MATERIAL SHOWN ▸
--------------------------------

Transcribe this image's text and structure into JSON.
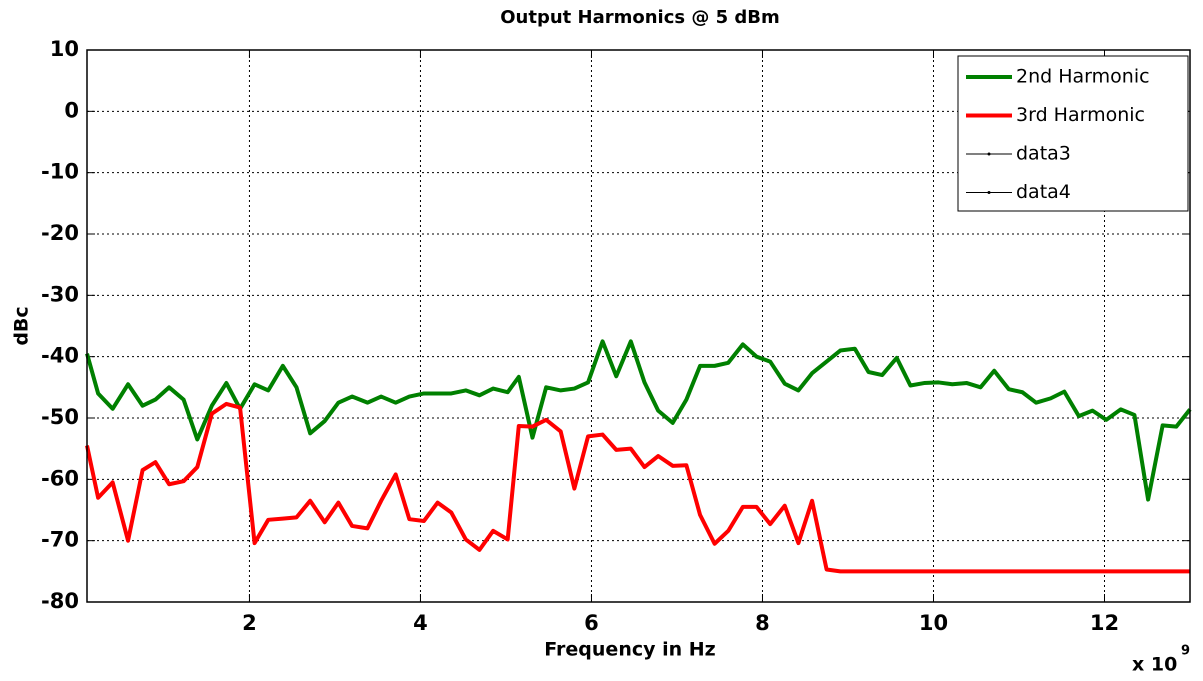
{
  "chart_data": {
    "type": "line",
    "title": "Output Harmonics @ 5 dBm",
    "x_label": "Frequency in Hz",
    "y_label": "dBc",
    "x_multiplier": "x 10",
    "x_exponent": "9",
    "xlim": [
      100000000,
      13000000000
    ],
    "ylim": [
      -80,
      10
    ],
    "xticks": [
      {
        "value": 2000000000,
        "label": "2"
      },
      {
        "value": 4000000000,
        "label": "4"
      },
      {
        "value": 6000000000,
        "label": "6"
      },
      {
        "value": 8000000000,
        "label": "8"
      },
      {
        "value": 10000000000,
        "label": "10"
      },
      {
        "value": 12000000000,
        "label": "12"
      }
    ],
    "yticks": [
      -80,
      -70,
      -60,
      -50,
      -40,
      -30,
      -20,
      -10,
      0,
      10
    ],
    "grid": true,
    "legend": "upper right",
    "x": [
      100000000,
      230000000,
      400000000,
      580000000,
      750000000,
      900000000,
      1060000000,
      1230000000,
      1390000000,
      1560000000,
      1730000000,
      1890000000,
      2060000000,
      2220000000,
      2390000000,
      2550000000,
      2710000000,
      2880000000,
      3040000000,
      3200000000,
      3380000000,
      3540000000,
      3710000000,
      3870000000,
      4040000000,
      4200000000,
      4360000000,
      4530000000,
      4690000000,
      4850000000,
      5020000000,
      5150000000,
      5310000000,
      5470000000,
      5640000000,
      5800000000,
      5960000000,
      6130000000,
      6290000000,
      6460000000,
      6620000000,
      6780000000,
      6950000000,
      7110000000,
      7270000000,
      7440000000,
      7600000000,
      7770000000,
      7930000000,
      8090000000,
      8260000000,
      8420000000,
      8580000000,
      8750000000,
      8910000000,
      9080000000,
      9240000000,
      9400000000,
      9570000000,
      9730000000,
      9890000000,
      10060000000,
      10220000000,
      10390000000,
      10550000000,
      10710000000,
      10880000000,
      11040000000,
      11200000000,
      11370000000,
      11530000000,
      11700000000,
      11860000000,
      12020000000,
      12190000000,
      12350000000,
      12510000000,
      12680000000,
      12840000000,
      13000000000
    ],
    "series": [
      {
        "name": "2nd Harmonic",
        "color": "#008000",
        "values": [
          -39.5,
          -46,
          -48.5,
          -44.5,
          -48,
          -47,
          -45,
          -47,
          -53.5,
          -48,
          -44.3,
          -48.5,
          -44.5,
          -45.5,
          -41.5,
          -45,
          -52.5,
          -50.5,
          -47.5,
          -46.5,
          -47.5,
          -46.5,
          -47.5,
          -46.5,
          -46,
          -46,
          -46,
          -45.5,
          -46.3,
          -45.2,
          -45.8,
          -43.3,
          -53.2,
          -45,
          -45.5,
          -45.2,
          -44.2,
          -37.5,
          -43.2,
          -37.5,
          -44.2,
          -48.8,
          -50.8,
          -47,
          -41.5,
          -41.5,
          -41,
          -38,
          -40,
          -40.8,
          -44.4,
          -45.5,
          -42.7,
          -40.8,
          -39,
          -38.7,
          -42.5,
          -43,
          -40.2,
          -44.7,
          -44.3,
          -44.2,
          -44.5,
          -44.3,
          -45,
          -42.3,
          -45.3,
          -45.8,
          -47.5,
          -46.8,
          -45.7,
          -49.7,
          -48.8,
          -50.3,
          -48.6,
          -49.5,
          -63.3,
          -51.2,
          -51.4,
          -48.6
        ]
      },
      {
        "name": "3rd Harmonic",
        "color": "#ff0000",
        "values": [
          -54.5,
          -63,
          -60.5,
          -70,
          -58.5,
          -57.2,
          -60.8,
          -60.3,
          -58,
          -49.3,
          -47.7,
          -48.3,
          -70.4,
          -66.6,
          -66.4,
          -66.2,
          -63.5,
          -67,
          -63.8,
          -67.6,
          -68,
          -63.5,
          -59.2,
          -66.5,
          -66.8,
          -63.8,
          -65.4,
          -69.8,
          -71.5,
          -68.4,
          -69.8,
          -51.3,
          -51.4,
          -50.3,
          -52.2,
          -61.5,
          -53,
          -52.7,
          -55.2,
          -55,
          -58,
          -56.2,
          -57.8,
          -57.7,
          -65.8,
          -70.5,
          -68.4,
          -64.5,
          -64.5,
          -67.3,
          -64.3,
          -70.4,
          -63.5,
          -74.7,
          -75,
          -75,
          -75,
          -75,
          -75,
          -75,
          -75,
          -75,
          -75,
          -75,
          -75,
          -75,
          -75,
          -75,
          -75,
          -75,
          -75,
          -75,
          -75,
          -75,
          -75,
          -75,
          -75,
          -75,
          -75,
          -75
        ]
      },
      {
        "name": "data3",
        "color": "#000000",
        "values": [
          null,
          null,
          null,
          null,
          null,
          null,
          null,
          null,
          null,
          null,
          null,
          null,
          null,
          null,
          null,
          null,
          null,
          null,
          null,
          null,
          null,
          null,
          null,
          null,
          null,
          null,
          null,
          null,
          null,
          null,
          null,
          null,
          null,
          null,
          null,
          null,
          null,
          null,
          null,
          null,
          null,
          null,
          null,
          null,
          null,
          null,
          null,
          null,
          null,
          null,
          null,
          null,
          null,
          null,
          null,
          null,
          null,
          null,
          null,
          null,
          null,
          null,
          null,
          null,
          null,
          null,
          null,
          null,
          null,
          null,
          null,
          null,
          null,
          null,
          null,
          null,
          null,
          null,
          null,
          null
        ]
      },
      {
        "name": "data4",
        "color": "#000000",
        "values": [
          null,
          null,
          null,
          null,
          null,
          null,
          null,
          null,
          null,
          null,
          null,
          null,
          null,
          null,
          null,
          null,
          null,
          null,
          null,
          null,
          null,
          null,
          null,
          null,
          null,
          null,
          null,
          null,
          null,
          null,
          null,
          null,
          null,
          null,
          null,
          null,
          null,
          null,
          null,
          null,
          null,
          null,
          null,
          null,
          null,
          null,
          null,
          null,
          null,
          null,
          null,
          null,
          null,
          null,
          null,
          null,
          null,
          null,
          null,
          null,
          null,
          null,
          null,
          null,
          null,
          null,
          null,
          null,
          null,
          null,
          null,
          null,
          null,
          null,
          null,
          null,
          null,
          null,
          null,
          null
        ]
      }
    ]
  }
}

--------------------------------

PROBLEM TO WORK ON ▸ Filter the records above for "color" and copy every matching line.

WRITTEN RESPONSE ▸
        "color": "#008000",
        "color": "#ff0000",
        "color": "#000000",
        "color": "#000000",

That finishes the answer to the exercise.